**WORK REQUEST 1**
In the stock ratings note below, turn the paragraph beginning "The sharp price drop Thursday" into a short bulleted list that keeps its main facts.
**WORK REQUEST 2**
Reproduce the stock ratings note below from "S&P Upgrades Genentech" to "2 STARS (avoid)", renaming "Analyst" to "Reviewer" wherever it appears.
───── PASSAGE TO READ
S&P Upgrades Genentech

Moore Corp. (MCL ): Initiates with 5 STARS (buy)

Analyst: Michael Santicchia

This major producer of business forms and related items is in the early stage of a major restructuring, led by a seasoned turnaround management team. Cost cutting and refocusing on core business have resulted in expanding margins and strong cash flow generation. Moore's unleveraged balance sheet, and its strong competitive position in a fragmented industry opens opportunities for accretive acquisitions. S&P see 2002 EPS at $0.51 and sees 2003's at $0.80. S&'s break-up and conservative discounted cash flow analyses point to an intrinsic value of $17.

Genentech (DNA ): Upgrades to 3 STARS (hold) from 2 STARS (avoid)

Analyst: Frank DiLorenzo

The sharp price drop Thursday has brought Genentech shares to a more reasonable valuation, in S&P's view. For the short term, S&P still feels the growth catalyst for the stock is limited to Rituxan sales. However, long-term (beyond 2003), S&P believes Genentech's pipeline is solid and should support growth into the mid-decade. Using S&P's 2003 estimates, the company's price-earnings-to-growth ratio of 1.6 is still above S&P's biotech peer ratio of 1.4. S&P considers these shares fairly priced on a long-term basis, but feels certain other profitable biotechs are more attractive.
──────────
───── SUPPLIED DATA
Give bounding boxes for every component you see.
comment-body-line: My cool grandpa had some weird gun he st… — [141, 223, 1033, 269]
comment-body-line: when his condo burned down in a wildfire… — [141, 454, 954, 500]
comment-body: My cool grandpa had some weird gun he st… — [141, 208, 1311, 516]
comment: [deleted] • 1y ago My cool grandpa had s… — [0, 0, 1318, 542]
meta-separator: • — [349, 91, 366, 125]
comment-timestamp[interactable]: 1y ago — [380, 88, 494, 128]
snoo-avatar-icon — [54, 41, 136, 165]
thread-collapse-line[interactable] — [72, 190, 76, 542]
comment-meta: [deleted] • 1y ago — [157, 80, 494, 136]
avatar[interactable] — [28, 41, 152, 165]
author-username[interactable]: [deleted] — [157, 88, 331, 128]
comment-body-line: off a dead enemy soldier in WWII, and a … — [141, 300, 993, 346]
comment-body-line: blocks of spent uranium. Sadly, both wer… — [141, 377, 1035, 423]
──────────
**WRITTEN SOLUTION 1**
- In S&P's view, Thursday's sharp price drop has brought Genentech shares to a more reasonable valuation.
- Short term: S&P sees the stock's growth catalyst as limited to Rituxan sales.
- Long term (beyond 2003): S&P believes Genentech's pipeline is solid and should support growth into the mid-decade.
- On S&P's 2003 estimates, the company's price-earnings-to-growth ratio of 1.6 is still above S&P's biotech peer ratio of 1.4.
- S&P considers the shares fairly priced on a long-term basis but finds certain other profitable biotechs more attractive.

**WRITTEN SOLUTION 2**
S&P Upgrades Genentech

Moore Corp. (MCL ): Initiates with 5 STARS (buy)

Reviewer: Michael Santicchia

This major producer of business forms and related items is in the early stage of a major restructuring, led by a seasoned turnaround management team. Cost cutting and refocusing on core business have resulted in expanding margins and strong cash flow generation. Moore's unleveraged balance sheet, and its strong competitive position in a fragmented industry opens opportunities for accretive acquisitions. S&P see 2002 EPS at $0.51 and sees 2003's at $0.80. S&'s break-up and conservative discounted cash flow analyses point to an intrinsic value of $17.

Genentech (DNA ): Upgrades to 3 STARS (hold) from 2 STARS (avoid)